[Dataset entries on figures]

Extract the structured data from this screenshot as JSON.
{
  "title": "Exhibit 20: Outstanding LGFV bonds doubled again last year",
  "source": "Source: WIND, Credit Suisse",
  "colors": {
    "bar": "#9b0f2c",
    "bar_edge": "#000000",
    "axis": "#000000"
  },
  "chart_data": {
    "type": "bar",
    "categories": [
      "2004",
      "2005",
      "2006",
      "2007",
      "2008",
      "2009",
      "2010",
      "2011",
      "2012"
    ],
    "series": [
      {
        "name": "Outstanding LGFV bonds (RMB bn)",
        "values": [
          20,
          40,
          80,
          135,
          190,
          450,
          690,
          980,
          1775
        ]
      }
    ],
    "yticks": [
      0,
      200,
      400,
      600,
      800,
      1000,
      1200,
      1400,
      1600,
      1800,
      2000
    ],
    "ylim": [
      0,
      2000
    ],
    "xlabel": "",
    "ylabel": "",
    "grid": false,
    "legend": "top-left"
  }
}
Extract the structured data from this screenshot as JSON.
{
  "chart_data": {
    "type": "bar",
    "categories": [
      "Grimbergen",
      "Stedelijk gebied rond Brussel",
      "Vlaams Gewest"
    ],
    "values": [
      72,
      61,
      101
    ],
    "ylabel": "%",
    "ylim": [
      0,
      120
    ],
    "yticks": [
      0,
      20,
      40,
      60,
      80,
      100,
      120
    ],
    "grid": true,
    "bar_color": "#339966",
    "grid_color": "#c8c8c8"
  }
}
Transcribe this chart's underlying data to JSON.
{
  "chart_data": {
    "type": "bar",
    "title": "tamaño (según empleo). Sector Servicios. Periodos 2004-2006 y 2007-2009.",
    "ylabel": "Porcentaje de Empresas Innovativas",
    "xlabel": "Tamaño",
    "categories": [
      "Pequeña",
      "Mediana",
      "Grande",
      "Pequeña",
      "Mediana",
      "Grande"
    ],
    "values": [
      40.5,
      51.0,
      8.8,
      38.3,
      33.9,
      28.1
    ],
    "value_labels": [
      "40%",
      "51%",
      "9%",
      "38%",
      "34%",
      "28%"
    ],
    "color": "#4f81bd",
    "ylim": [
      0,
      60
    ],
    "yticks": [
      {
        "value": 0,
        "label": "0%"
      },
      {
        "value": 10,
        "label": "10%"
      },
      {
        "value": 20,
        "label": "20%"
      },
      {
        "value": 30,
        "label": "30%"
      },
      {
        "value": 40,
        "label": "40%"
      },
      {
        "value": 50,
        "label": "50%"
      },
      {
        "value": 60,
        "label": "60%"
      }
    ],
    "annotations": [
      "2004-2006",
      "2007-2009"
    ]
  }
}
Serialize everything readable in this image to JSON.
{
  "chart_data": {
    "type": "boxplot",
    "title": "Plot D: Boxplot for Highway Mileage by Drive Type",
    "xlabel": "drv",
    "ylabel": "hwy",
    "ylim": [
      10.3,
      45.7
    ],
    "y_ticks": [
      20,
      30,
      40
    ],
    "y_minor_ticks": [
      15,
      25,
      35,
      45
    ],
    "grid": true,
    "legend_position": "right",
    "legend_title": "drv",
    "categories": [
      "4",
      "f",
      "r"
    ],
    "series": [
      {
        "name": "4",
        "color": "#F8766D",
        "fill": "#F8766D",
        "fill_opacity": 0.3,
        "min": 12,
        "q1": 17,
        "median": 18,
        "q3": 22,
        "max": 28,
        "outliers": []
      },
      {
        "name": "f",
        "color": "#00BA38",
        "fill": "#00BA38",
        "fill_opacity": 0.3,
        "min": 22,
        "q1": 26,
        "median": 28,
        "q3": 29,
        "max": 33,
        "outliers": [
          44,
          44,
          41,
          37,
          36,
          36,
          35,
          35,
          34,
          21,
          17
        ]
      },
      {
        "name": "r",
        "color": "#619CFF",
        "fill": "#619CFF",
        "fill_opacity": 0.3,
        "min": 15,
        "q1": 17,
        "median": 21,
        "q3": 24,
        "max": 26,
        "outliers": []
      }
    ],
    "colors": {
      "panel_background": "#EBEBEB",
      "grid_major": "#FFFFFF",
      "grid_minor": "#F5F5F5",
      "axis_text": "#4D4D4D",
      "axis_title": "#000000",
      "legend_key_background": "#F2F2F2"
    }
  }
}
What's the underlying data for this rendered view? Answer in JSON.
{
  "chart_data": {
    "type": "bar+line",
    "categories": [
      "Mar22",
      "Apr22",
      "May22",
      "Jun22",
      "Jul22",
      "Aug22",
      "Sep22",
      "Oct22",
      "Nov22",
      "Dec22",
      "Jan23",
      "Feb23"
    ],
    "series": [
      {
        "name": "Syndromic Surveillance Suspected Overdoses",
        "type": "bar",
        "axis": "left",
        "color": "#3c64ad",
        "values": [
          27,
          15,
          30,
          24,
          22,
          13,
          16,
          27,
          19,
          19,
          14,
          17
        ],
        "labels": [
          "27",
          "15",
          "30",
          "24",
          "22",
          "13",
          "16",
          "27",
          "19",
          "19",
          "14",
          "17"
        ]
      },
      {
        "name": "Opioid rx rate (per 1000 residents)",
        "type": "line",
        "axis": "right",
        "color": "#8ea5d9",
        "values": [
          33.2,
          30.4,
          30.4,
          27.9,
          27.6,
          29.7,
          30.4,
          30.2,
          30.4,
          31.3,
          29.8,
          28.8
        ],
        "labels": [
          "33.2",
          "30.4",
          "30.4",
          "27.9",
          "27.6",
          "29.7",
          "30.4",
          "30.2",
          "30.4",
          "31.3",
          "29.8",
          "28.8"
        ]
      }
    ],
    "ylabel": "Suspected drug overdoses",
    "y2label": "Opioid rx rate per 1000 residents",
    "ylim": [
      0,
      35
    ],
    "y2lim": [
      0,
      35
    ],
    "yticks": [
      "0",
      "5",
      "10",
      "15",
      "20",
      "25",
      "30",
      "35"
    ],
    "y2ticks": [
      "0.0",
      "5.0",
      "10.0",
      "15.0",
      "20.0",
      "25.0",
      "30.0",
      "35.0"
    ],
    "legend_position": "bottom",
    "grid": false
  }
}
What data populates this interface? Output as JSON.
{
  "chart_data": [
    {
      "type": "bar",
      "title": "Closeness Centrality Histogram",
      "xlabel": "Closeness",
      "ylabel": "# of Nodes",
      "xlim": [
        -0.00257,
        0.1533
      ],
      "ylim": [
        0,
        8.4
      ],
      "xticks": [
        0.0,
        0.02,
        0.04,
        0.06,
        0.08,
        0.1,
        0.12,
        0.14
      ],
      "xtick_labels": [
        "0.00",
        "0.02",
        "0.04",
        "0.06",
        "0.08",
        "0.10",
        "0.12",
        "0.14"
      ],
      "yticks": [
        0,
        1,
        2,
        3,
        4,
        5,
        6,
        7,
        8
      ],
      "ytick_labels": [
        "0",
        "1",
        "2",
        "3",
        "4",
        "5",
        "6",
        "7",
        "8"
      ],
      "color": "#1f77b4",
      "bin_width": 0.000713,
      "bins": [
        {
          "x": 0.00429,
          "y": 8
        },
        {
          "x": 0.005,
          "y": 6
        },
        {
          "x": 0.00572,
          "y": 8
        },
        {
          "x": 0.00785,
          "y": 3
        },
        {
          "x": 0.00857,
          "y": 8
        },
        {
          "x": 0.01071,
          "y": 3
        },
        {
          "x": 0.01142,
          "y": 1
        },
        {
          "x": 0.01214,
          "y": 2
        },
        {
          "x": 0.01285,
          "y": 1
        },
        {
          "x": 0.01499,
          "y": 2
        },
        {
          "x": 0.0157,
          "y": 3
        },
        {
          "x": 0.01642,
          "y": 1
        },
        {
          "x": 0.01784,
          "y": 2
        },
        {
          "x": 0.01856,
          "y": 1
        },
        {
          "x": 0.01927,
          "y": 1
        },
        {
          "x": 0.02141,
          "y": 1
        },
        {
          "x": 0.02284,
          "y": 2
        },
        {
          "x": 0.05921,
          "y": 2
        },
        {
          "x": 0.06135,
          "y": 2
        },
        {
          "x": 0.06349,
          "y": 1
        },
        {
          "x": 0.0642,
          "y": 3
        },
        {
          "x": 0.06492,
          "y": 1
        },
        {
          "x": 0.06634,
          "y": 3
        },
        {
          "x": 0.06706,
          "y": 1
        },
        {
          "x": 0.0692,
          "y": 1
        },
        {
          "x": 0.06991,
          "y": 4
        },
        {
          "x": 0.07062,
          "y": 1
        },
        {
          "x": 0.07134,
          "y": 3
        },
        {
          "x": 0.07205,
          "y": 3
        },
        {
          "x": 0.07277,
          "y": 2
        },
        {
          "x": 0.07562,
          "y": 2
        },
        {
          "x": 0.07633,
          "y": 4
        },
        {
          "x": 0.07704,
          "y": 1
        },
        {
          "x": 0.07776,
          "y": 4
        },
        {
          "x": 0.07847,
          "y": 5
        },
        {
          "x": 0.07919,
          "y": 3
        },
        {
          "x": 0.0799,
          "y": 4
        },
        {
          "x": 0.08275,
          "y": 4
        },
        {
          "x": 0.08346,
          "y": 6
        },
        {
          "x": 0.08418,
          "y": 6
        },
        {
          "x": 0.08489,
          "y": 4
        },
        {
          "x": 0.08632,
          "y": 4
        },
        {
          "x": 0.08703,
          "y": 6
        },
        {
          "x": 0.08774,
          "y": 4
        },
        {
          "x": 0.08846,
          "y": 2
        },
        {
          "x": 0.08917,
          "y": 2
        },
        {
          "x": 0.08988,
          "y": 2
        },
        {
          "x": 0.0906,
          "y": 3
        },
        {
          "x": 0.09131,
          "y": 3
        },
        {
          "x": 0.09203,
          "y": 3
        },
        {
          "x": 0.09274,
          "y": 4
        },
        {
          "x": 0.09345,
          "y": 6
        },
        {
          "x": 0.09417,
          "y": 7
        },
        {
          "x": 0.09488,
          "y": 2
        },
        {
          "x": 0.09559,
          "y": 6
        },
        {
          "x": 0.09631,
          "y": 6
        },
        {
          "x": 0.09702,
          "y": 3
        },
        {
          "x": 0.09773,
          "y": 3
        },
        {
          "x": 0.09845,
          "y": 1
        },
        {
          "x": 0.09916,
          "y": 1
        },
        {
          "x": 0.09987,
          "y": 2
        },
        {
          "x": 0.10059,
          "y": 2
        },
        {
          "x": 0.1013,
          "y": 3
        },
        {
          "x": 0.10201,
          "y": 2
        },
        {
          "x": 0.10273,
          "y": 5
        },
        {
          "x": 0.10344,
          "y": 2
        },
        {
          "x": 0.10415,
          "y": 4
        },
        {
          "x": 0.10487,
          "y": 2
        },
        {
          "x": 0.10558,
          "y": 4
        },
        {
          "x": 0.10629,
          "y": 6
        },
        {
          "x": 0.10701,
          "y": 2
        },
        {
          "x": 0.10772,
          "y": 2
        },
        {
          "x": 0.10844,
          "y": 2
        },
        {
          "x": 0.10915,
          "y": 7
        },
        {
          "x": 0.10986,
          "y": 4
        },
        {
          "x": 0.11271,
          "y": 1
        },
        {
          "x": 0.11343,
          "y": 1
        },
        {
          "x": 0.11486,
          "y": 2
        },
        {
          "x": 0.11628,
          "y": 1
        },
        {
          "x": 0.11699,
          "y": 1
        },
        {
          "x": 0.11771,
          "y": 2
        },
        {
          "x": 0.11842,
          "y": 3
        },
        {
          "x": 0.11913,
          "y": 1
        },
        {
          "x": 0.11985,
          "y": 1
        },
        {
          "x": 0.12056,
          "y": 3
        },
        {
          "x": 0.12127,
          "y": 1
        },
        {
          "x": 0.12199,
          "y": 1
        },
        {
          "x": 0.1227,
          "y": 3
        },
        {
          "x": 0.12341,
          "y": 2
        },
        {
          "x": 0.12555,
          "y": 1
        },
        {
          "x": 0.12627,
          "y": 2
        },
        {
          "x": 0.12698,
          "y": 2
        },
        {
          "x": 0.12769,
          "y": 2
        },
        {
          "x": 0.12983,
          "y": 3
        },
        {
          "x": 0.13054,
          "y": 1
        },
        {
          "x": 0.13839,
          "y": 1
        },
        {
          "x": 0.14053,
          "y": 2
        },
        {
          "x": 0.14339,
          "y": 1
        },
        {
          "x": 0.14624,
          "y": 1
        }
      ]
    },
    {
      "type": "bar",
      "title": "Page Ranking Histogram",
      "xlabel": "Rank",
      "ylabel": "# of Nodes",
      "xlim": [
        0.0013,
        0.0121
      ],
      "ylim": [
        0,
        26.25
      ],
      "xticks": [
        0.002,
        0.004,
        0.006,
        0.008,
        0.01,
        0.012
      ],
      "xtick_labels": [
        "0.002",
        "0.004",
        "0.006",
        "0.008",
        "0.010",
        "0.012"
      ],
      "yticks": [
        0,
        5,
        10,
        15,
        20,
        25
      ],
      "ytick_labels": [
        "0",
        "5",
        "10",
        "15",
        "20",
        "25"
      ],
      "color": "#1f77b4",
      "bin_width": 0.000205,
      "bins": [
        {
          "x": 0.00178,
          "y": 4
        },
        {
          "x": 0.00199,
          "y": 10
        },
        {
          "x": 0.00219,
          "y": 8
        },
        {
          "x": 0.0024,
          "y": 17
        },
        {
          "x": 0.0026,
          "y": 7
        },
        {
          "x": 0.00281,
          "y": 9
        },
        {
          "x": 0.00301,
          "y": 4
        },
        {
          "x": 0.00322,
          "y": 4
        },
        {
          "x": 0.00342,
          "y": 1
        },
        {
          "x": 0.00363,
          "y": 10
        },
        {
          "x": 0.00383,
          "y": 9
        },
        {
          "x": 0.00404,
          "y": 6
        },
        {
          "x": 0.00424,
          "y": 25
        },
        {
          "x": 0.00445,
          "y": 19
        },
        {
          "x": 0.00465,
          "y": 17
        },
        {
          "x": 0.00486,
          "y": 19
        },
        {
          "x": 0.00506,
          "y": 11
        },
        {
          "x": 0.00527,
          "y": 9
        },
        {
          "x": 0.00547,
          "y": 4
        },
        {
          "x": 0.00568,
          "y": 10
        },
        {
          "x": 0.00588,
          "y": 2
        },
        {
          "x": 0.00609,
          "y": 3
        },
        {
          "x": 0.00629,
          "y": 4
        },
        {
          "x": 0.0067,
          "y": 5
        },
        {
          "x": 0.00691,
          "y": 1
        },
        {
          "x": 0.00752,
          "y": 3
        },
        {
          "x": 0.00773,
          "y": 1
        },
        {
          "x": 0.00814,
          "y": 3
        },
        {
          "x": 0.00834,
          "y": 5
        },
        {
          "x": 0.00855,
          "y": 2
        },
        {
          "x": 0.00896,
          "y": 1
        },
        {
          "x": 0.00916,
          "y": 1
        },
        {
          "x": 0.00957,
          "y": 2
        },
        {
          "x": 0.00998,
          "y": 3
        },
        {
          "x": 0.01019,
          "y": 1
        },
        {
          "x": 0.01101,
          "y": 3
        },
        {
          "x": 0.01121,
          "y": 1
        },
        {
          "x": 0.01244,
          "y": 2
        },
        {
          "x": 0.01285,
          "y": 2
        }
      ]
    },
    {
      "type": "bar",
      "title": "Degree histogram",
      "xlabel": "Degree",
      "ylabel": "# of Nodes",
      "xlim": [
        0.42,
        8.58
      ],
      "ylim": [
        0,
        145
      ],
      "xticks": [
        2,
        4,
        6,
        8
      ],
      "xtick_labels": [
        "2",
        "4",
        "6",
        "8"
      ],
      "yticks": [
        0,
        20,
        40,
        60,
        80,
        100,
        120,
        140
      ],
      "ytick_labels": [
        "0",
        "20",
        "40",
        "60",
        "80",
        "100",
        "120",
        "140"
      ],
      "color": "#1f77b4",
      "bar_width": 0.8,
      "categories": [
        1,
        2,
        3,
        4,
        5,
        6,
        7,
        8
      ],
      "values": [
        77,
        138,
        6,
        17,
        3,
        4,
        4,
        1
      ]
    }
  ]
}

Direction —
Show every line from the listing above in which the string "Degree" appears.

Completed exercise —
      "title": "Degree histogram",
      "xlabel": "Degree",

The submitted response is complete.